Data records:
[start]

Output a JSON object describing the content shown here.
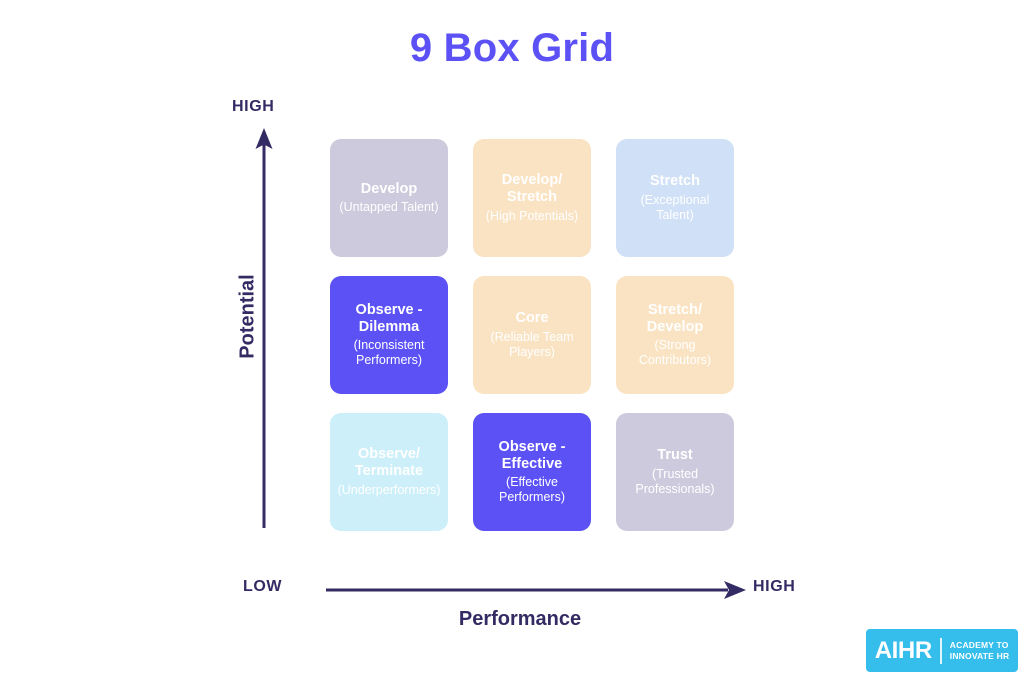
{
  "page": {
    "title": "9 Box Grid",
    "title_color": "#5b51f5",
    "background": "#ffffff"
  },
  "axes": {
    "axis_color": "#332b63",
    "y": {
      "title": "Potential",
      "high_label": "HIGH",
      "arrow_direction": "up"
    },
    "x": {
      "title": "Performance",
      "low_label": "LOW",
      "high_label": "HIGH",
      "arrow_direction": "right"
    }
  },
  "grid": {
    "rows": 3,
    "columns": 3,
    "cells": [
      {
        "title": "Develop",
        "subtitle": "(Untapped Talent)",
        "color": "#cdcadd",
        "text_color": "#ffffff",
        "row": "high-potential",
        "column": "low-performance"
      },
      {
        "title": "Develop/\nStretch",
        "subtitle": "(High Potentials)",
        "color": "#fae3c3",
        "text_color": "#ffffff",
        "row": "high-potential",
        "column": "medium-performance"
      },
      {
        "title": "Stretch",
        "subtitle": "(Exceptional\nTalent)",
        "color": "#cfe0f7",
        "text_color": "#ffffff",
        "row": "high-potential",
        "column": "high-performance"
      },
      {
        "title": "Observe -\nDilemma",
        "subtitle": "(Inconsistent\nPerformers)",
        "color": "#5b51f5",
        "text_color": "#ffffff",
        "row": "medium-potential",
        "column": "low-performance"
      },
      {
        "title": "Core",
        "subtitle": "(Reliable Team\nPlayers)",
        "color": "#fae3c3",
        "text_color": "#ffffff",
        "row": "medium-potential",
        "column": "medium-performance"
      },
      {
        "title": "Stretch/\nDevelop",
        "subtitle": "(Strong\nContributors)",
        "color": "#fae3c3",
        "text_color": "#ffffff",
        "row": "medium-potential",
        "column": "high-performance"
      },
      {
        "title": "Observe/\nTerminate",
        "subtitle": "(Underperformers)",
        "color": "#cdeff9",
        "text_color": "#ffffff",
        "row": "low-potential",
        "column": "low-performance"
      },
      {
        "title": "Observe -\nEffective",
        "subtitle": "(Effective\nPerformers)",
        "color": "#5b51f5",
        "text_color": "#ffffff",
        "row": "low-potential",
        "column": "medium-performance"
      },
      {
        "title": "Trust",
        "subtitle": "(Trusted\nProfessionals)",
        "color": "#cdcadd",
        "text_color": "#ffffff",
        "row": "low-potential",
        "column": "high-performance"
      }
    ]
  },
  "logo": {
    "mark": "AIHR",
    "tagline": "ACADEMY TO\nINNOVATE HR",
    "background": "#35beec",
    "text_color": "#ffffff"
  }
}
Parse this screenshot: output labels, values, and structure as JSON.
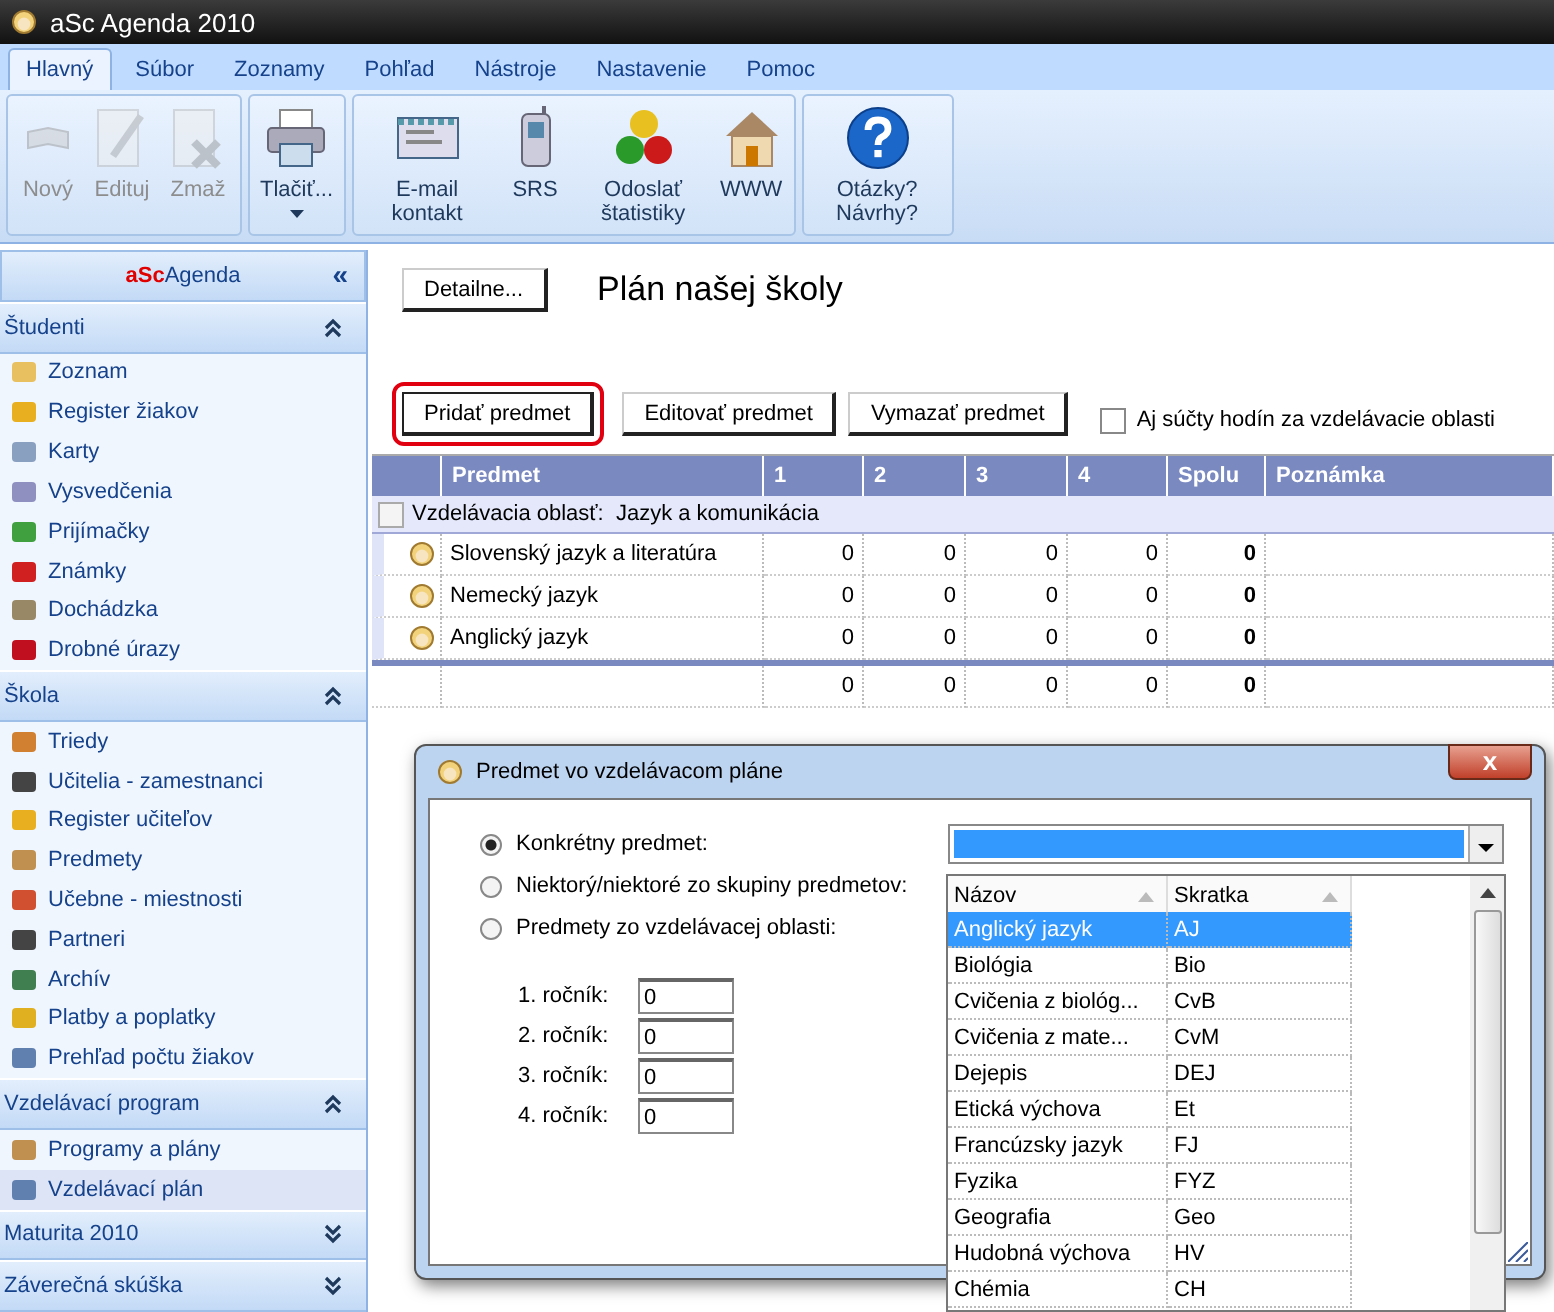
{
  "window": {
    "title": "aSc Agenda 2010"
  },
  "menu_tabs": [
    {
      "label": "Hlavný",
      "selected": true
    },
    {
      "label": "Súbor",
      "selected": false
    },
    {
      "label": "Zoznamy",
      "selected": false
    },
    {
      "label": "Pohľad",
      "selected": false
    },
    {
      "label": "Nástroje",
      "selected": false
    },
    {
      "label": "Nastavenie",
      "selected": false
    },
    {
      "label": "Pomoc",
      "selected": false
    }
  ],
  "ribbon_groups": [
    {
      "buttons": [
        {
          "label": "Nový",
          "disabled": true
        },
        {
          "label": "Edituj",
          "disabled": true
        },
        {
          "label": "Zmaž",
          "disabled": true
        }
      ]
    },
    {
      "buttons": [
        {
          "label": "Tlačiť...",
          "disabled": false,
          "dropdown": true
        }
      ]
    },
    {
      "buttons": [
        {
          "label": "E-mail kontakt",
          "disabled": false
        },
        {
          "label": "SRS",
          "disabled": false
        },
        {
          "label": "Odoslať štatistiky",
          "disabled": false
        },
        {
          "label": "WWW",
          "disabled": false
        }
      ]
    },
    {
      "buttons": [
        {
          "label": "Otázky? Návrhy?",
          "disabled": false
        }
      ]
    }
  ],
  "sidebar": {
    "brand_prefix": "aSc",
    "brand_rest": "Agenda",
    "collapse": "«",
    "sections": [
      {
        "title": "Študenti",
        "expanded": true,
        "items": [
          {
            "label": "Zoznam",
            "selected": false
          },
          {
            "label": "Register žiakov",
            "selected": false
          },
          {
            "label": "Karty",
            "selected": false
          },
          {
            "label": "Vysvedčenia",
            "selected": false
          },
          {
            "label": "Prijímačky",
            "selected": false
          },
          {
            "label": "Známky",
            "selected": false
          },
          {
            "label": "Dochádzka",
            "selected": false
          },
          {
            "label": "Drobné úrazy",
            "selected": false
          }
        ]
      },
      {
        "title": "Škola",
        "expanded": true,
        "items": [
          {
            "label": "Triedy",
            "selected": false
          },
          {
            "label": "Učitelia - zamestnanci",
            "selected": false
          },
          {
            "label": "Register učiteľov",
            "selected": false
          },
          {
            "label": "Predmety",
            "selected": false
          },
          {
            "label": "Učebne - miestnosti",
            "selected": false
          },
          {
            "label": "Partneri",
            "selected": false
          },
          {
            "label": "Archív",
            "selected": false
          },
          {
            "label": "Platby a poplatky",
            "selected": false
          },
          {
            "label": "Prehľad počtu žiakov",
            "selected": false
          }
        ]
      },
      {
        "title": "Vzdelávací program",
        "expanded": true,
        "items": [
          {
            "label": "Programy a plány",
            "selected": false
          },
          {
            "label": "Vzdelávací plán",
            "selected": true
          }
        ]
      },
      {
        "title": "Maturita 2010",
        "expanded": false
      },
      {
        "title": "Záverečná skúška",
        "expanded": false
      }
    ]
  },
  "content": {
    "detail_button": "Detailne...",
    "plan_title": "Plán našej školy",
    "actions": [
      {
        "label": "Pridať predmet",
        "highlighted": true
      },
      {
        "label": "Editovať predmet",
        "highlighted": false
      },
      {
        "label": "Vymazať predmet",
        "highlighted": false
      }
    ],
    "sum_checkbox": {
      "label": "Aj súčty hodín za vzdelávacie oblasti",
      "checked": false
    },
    "table": {
      "columns": [
        "Predmet",
        "1",
        "2",
        "3",
        "4",
        "Spolu",
        "Poznámka"
      ],
      "group": {
        "label": "Vzdelávacia oblasť:  Jazyk a komunikácia"
      },
      "rows": [
        {
          "name": "Slovenský jazyk a literatúra",
          "values": [
            "0",
            "0",
            "0",
            "0"
          ],
          "total": "0"
        },
        {
          "name": "Nemecký jazyk",
          "values": [
            "0",
            "0",
            "0",
            "0"
          ],
          "total": "0"
        },
        {
          "name": "Anglický jazyk",
          "values": [
            "0",
            "0",
            "0",
            "0"
          ],
          "total": "0"
        }
      ],
      "totals": {
        "values": [
          "0",
          "0",
          "0",
          "0"
        ],
        "total": "0"
      }
    }
  },
  "dialog": {
    "title": "Predmet vo vzdelávacom pláne",
    "close": "x",
    "options": [
      {
        "label": "Konkrétny predmet:",
        "selected": true
      },
      {
        "label": "Niektorý/niektoré zo skupiny predmetov:",
        "selected": false
      },
      {
        "label": "Predmety zo vzdelávacej oblasti:",
        "selected": false
      }
    ],
    "year_fields": [
      {
        "label": "1. ročník:",
        "value": "0"
      },
      {
        "label": "2. ročník:",
        "value": "0"
      },
      {
        "label": "3. ročník:",
        "value": "0"
      },
      {
        "label": "4. ročník:",
        "value": "0"
      }
    ],
    "dropdown": {
      "columns": [
        "Názov",
        "Skratka"
      ],
      "rows": [
        {
          "name": "Anglický jazyk",
          "abbr": "AJ",
          "selected": true
        },
        {
          "name": "Biológia",
          "abbr": "Bio",
          "selected": false
        },
        {
          "name": "Cvičenia z biológ...",
          "abbr": "CvB",
          "selected": false
        },
        {
          "name": "Cvičenia z mate...",
          "abbr": "CvM",
          "selected": false
        },
        {
          "name": "Dejepis",
          "abbr": "DEJ",
          "selected": false
        },
        {
          "name": "Etická výchova",
          "abbr": "Et",
          "selected": false
        },
        {
          "name": "Francúzsky jazyk",
          "abbr": "FJ",
          "selected": false
        },
        {
          "name": "Fyzika",
          "abbr": "FYZ",
          "selected": false
        },
        {
          "name": "Geografia",
          "abbr": "Geo",
          "selected": false
        },
        {
          "name": "Hudobná výchova",
          "abbr": "HV",
          "selected": false
        },
        {
          "name": "Chémia",
          "abbr": "CH",
          "selected": false
        }
      ]
    }
  }
}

[end]

Search the records for the word "Cvičenia", then list every line that has it.

WORKED SOLUTION>
          "name": "Cvičenia z biológ...",
          "name": "Cvičenia z mate...",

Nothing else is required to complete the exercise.